## SHORT EXERCISE
Copy the material that follows word for word and omit its pictures.

:: DATA IN THIS EXERCISE

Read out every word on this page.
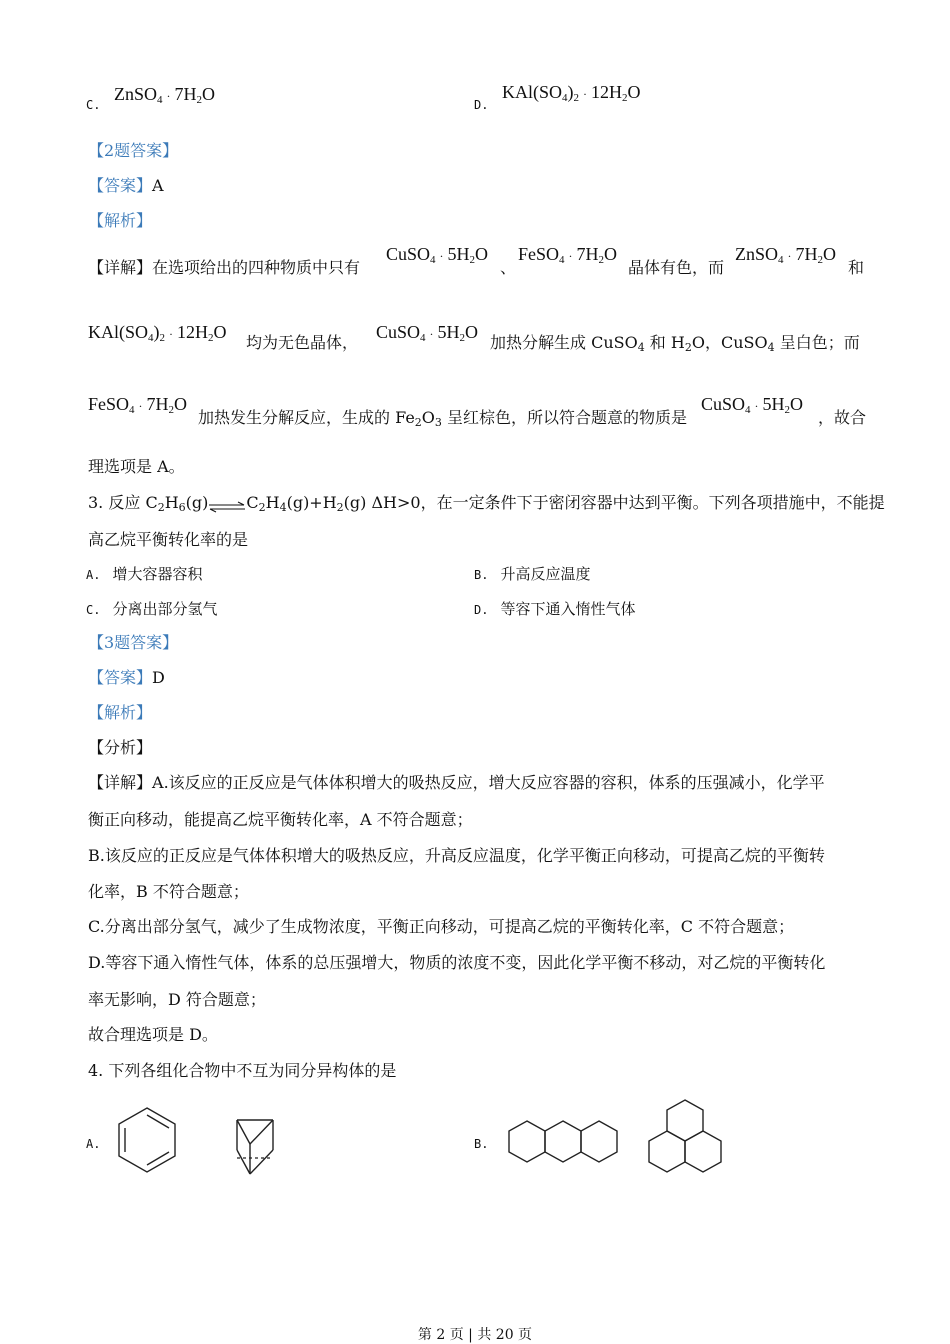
C.
ZnSO$_4$ · $7H_2O$
D.
$KAl(SO_4)_2 \cdot 12H_2O$
【2题答案】
【答案】A
【解析】
【详解】在选项给出的四种物质中只有
CuSO$_4$ · $5H_2O$
、
FeSO$_4$ · $7H_2O$
晶体有色，而
ZnSO$_4$ · $7H_2O$
和
$KAl(SO_4)_2 \cdot 12H_2O$
均为无色晶体，
CuSO$_4$ · $5H_2O$
加热分解生成 CuSO$_4$ 和 $H_2O$，CuSO$_4$ 呈白色；而
FeSO$_4$ · $7H_2O$
加热发生分解反应，生成的 $Fe_2O_3$ 呈红棕色，所以符合题意的物质是
CuSO$_4$ · $5H_2O$
，故合
理选项是 A。
3. 反应 $C_2H_6(g)\rightleftharpoons C_2H_4(g)+H_2(g)$ ΔH>0，在一定条件下于密闭容器中达到平衡。下列各项措施中，不能提
高乙烷平衡转化率的是
A. 增大容器容积	B. 升高反应温度
C. 分离出部分氢气	D. 等容下通入惰性气体
【3题答案】
【答案】D
【解析】
【分析】
【详解】A.该反应的正反应是气体体积增大的吸热反应，增大反应容器的容积，体系的压强减小，化学平
衡正向移动，能提高乙烷平衡转化率，A 不符合题意；
B.该反应的正反应是气体体积增大的吸热反应，升高反应温度，化学平衡正向移动，可提高乙烷的平衡转
化率，B 不符合题意；
C.分离出部分氢气，减少了生成物浓度，平衡正向移动，可提高乙烷的平衡转化率，C 不符合题意；
D.等容下通入惰性气体，体系的总压强增大，物质的浓度不变，因此化学平衡不移动，对乙烷的平衡转化
率无影响，D 符合题意；
故合理选项是 D。
4. 下列各组化合物中不互为同分异构体的是
A.	B.
第 2 页 | 共 20 页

::::

## ANSWER TO THE TASK
Read out every word on this page.
C.
ZnSO$_4$ · $7H_2O$
D.
$KAl(SO_4)_2 \cdot 12H_2O$
【2题答案】
【答案】A
【解析】
【详解】在选项给出的四种物质中只有
CuSO$_4$ · $5H_2O$
、
FeSO$_4$ · $7H_2O$
晶体有色，而
ZnSO$_4$ · $7H_2O$
和
$KAl(SO_4)_2 \cdot 12H_2O$
均为无色晶体，
CuSO$_4$ · $5H_2O$
加热分解生成 CuSO$_4$ 和 $H_2O$，CuSO$_4$ 呈白色；而
FeSO$_4$ · $7H_2O$
加热发生分解反应，生成的 $Fe_2O_3$ 呈红棕色，所以符合题意的物质是
CuSO$_4$ · $5H_2O$
，故合
理选项是 A。
3. 反应 $C_2H_6(g)\rightleftharpoons C_2H_4(g)+H_2(g)$ ΔH>0，在一定条件下于密闭容器中达到平衡。下列各项措施中，不能提
高乙烷平衡转化率的是
A. 增大容器容积	B. 升高反应温度
C. 分离出部分氢气	D. 等容下通入惰性气体
【3题答案】
【答案】D
【解析】
【分析】
【详解】A.该反应的正反应是气体体积增大的吸热反应，增大反应容器的容积，体系的压强减小，化学平
衡正向移动，能提高乙烷平衡转化率，A 不符合题意；
B.该反应的正反应是气体体积增大的吸热反应，升高反应温度，化学平衡正向移动，可提高乙烷的平衡转
化率，B 不符合题意；
C.分离出部分氢气，减少了生成物浓度，平衡正向移动，可提高乙烷的平衡转化率，C 不符合题意；
D.等容下通入惰性气体，体系的总压强增大，物质的浓度不变，因此化学平衡不移动，对乙烷的平衡转化
率无影响，D 符合题意；
故合理选项是 D。
4. 下列各组化合物中不互为同分异构体的是
A.	B.
第 2 页 | 共 20 页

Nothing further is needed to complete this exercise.